--- Data entries ---
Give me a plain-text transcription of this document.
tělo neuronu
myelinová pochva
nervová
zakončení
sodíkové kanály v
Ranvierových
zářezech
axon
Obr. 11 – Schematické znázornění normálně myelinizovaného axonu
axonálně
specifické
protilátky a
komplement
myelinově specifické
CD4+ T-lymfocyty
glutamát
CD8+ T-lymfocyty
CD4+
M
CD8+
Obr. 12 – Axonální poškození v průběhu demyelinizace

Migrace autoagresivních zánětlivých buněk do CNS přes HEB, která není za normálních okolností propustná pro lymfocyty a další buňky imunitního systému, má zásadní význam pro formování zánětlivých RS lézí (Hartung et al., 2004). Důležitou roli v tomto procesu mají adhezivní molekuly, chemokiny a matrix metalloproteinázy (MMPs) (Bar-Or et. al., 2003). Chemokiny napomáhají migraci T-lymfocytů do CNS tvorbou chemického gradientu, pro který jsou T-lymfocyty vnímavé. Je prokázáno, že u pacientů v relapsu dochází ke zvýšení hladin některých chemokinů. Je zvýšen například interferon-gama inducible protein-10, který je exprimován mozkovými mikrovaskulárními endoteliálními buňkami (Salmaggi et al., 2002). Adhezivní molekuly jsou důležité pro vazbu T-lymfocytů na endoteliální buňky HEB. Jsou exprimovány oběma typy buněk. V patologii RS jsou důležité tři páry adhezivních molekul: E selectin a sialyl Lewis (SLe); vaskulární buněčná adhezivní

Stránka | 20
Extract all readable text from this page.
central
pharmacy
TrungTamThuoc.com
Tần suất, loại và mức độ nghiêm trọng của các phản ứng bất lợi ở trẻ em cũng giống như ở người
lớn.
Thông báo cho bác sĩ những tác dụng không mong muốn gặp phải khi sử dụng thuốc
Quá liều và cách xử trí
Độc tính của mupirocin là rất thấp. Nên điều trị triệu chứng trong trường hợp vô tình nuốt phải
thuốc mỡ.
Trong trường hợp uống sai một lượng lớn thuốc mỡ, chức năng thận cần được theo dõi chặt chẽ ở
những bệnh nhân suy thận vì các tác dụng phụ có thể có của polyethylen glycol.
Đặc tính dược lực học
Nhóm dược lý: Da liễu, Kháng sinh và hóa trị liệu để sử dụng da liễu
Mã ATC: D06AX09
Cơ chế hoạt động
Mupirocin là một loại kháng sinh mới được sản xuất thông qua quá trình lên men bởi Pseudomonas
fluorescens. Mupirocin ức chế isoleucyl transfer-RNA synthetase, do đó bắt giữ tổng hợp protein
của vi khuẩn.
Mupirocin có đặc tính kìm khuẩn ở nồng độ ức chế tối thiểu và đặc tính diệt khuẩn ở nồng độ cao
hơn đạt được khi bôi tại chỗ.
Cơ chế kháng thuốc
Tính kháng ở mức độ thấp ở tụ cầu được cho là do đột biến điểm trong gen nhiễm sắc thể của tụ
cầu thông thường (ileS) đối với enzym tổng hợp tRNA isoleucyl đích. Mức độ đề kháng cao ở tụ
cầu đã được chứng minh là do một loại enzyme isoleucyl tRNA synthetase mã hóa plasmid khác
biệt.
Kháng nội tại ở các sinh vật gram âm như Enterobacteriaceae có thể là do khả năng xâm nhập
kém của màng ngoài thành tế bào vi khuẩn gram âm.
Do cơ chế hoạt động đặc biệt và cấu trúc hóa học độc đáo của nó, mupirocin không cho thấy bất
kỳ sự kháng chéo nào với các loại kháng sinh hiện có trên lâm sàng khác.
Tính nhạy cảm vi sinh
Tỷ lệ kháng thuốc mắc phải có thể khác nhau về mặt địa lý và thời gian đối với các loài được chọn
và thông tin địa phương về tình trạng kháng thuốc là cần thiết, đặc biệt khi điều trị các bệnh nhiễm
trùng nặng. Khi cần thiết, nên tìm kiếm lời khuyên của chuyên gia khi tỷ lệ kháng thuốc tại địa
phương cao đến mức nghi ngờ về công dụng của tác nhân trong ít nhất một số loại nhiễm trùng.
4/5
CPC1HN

--- Aim of the exercise ---
Write the data from above out again, exactly.

--- Task output ---
Give me a plain-text transcription of this document.
tělo neuronu
myelinová pochva
nervová
zakončení
sodíkové kanály v
Ranvierových
zářezech
axon
Obr. 11 – Schematické znázornění normálně myelinizovaného axonu
axonálně
specifické
protilátky a
komplement
myelinově specifické
CD4+ T-lymfocyty
glutamát
CD8+ T-lymfocyty
CD4+
M
CD8+
Obr. 12 – Axonální poškození v průběhu demyelinizace

Migrace autoagresivních zánětlivých buněk do CNS přes HEB, která není za normálních okolností propustná pro lymfocyty a další buňky imunitního systému, má zásadní význam pro formování zánětlivých RS lézí (Hartung et al., 2004). Důležitou roli v tomto procesu mají adhezivní molekuly, chemokiny a matrix metalloproteinázy (MMPs) (Bar-Or et. al., 2003). Chemokiny napomáhají migraci T-lymfocytů do CNS tvorbou chemického gradientu, pro který jsou T-lymfocyty vnímavé. Je prokázáno, že u pacientů v relapsu dochází ke zvýšení hladin některých chemokinů. Je zvýšen například interferon-gama inducible protein-10, který je exprimován mozkovými mikrovaskulárními endoteliálními buňkami (Salmaggi et al., 2002). Adhezivní molekuly jsou důležité pro vazbu T-lymfocytů na endoteliální buňky HEB. Jsou exprimovány oběma typy buněk. V patologii RS jsou důležité tři páry adhezivních molekul: E selectin a sialyl Lewis (SLe); vaskulární buněčná adhezivní

Stránka | 20
Extract all readable text from this page.
central
pharmacy
TrungTamThuoc.com
Tần suất, loại và mức độ nghiêm trọng của các phản ứng bất lợi ở trẻ em cũng giống như ở người
lớn.
Thông báo cho bác sĩ những tác dụng không mong muốn gặp phải khi sử dụng thuốc
Quá liều và cách xử trí
Độc tính của mupirocin là rất thấp. Nên điều trị triệu chứng trong trường hợp vô tình nuốt phải
thuốc mỡ.
Trong trường hợp uống sai một lượng lớn thuốc mỡ, chức năng thận cần được theo dõi chặt chẽ ở
những bệnh nhân suy thận vì các tác dụng phụ có thể có của polyethylen glycol.
Đặc tính dược lực học
Nhóm dược lý: Da liễu, Kháng sinh và hóa trị liệu để sử dụng da liễu
Mã ATC: D06AX09
Cơ chế hoạt động
Mupirocin là một loại kháng sinh mới được sản xuất thông qua quá trình lên men bởi Pseudomonas
fluorescens. Mupirocin ức chế isoleucyl transfer-RNA synthetase, do đó bắt giữ tổng hợp protein
của vi khuẩn.
Mupirocin có đặc tính kìm khuẩn ở nồng độ ức chế tối thiểu và đặc tính diệt khuẩn ở nồng độ cao
hơn đạt được khi bôi tại chỗ.
Cơ chế kháng thuốc
Tính kháng ở mức độ thấp ở tụ cầu được cho là do đột biến điểm trong gen nhiễm sắc thể của tụ
cầu thông thường (ileS) đối với enzym tổng hợp tRNA isoleucyl đích. Mức độ đề kháng cao ở tụ
cầu đã được chứng minh là do một loại enzyme isoleucyl tRNA synthetase mã hóa plasmid khác
biệt.
Kháng nội tại ở các sinh vật gram âm như Enterobacteriaceae có thể là do khả năng xâm nhập
kém của màng ngoài thành tế bào vi khuẩn gram âm.
Do cơ chế hoạt động đặc biệt và cấu trúc hóa học độc đáo của nó, mupirocin không cho thấy bất
kỳ sự kháng chéo nào với các loại kháng sinh hiện có trên lâm sàng khác.
Tính nhạy cảm vi sinh
Tỷ lệ kháng thuốc mắc phải có thể khác nhau về mặt địa lý và thời gian đối với các loài được chọn
và thông tin địa phương về tình trạng kháng thuốc là cần thiết, đặc biệt khi điều trị các bệnh nhiễm
trùng nặng. Khi cần thiết, nên tìm kiếm lời khuyên của chuyên gia khi tỷ lệ kháng thuốc tại địa
phương cao đến mức nghi ngờ về công dụng của tác nhân trong ít nhất một số loại nhiễm trùng.
4/5
CPC1HN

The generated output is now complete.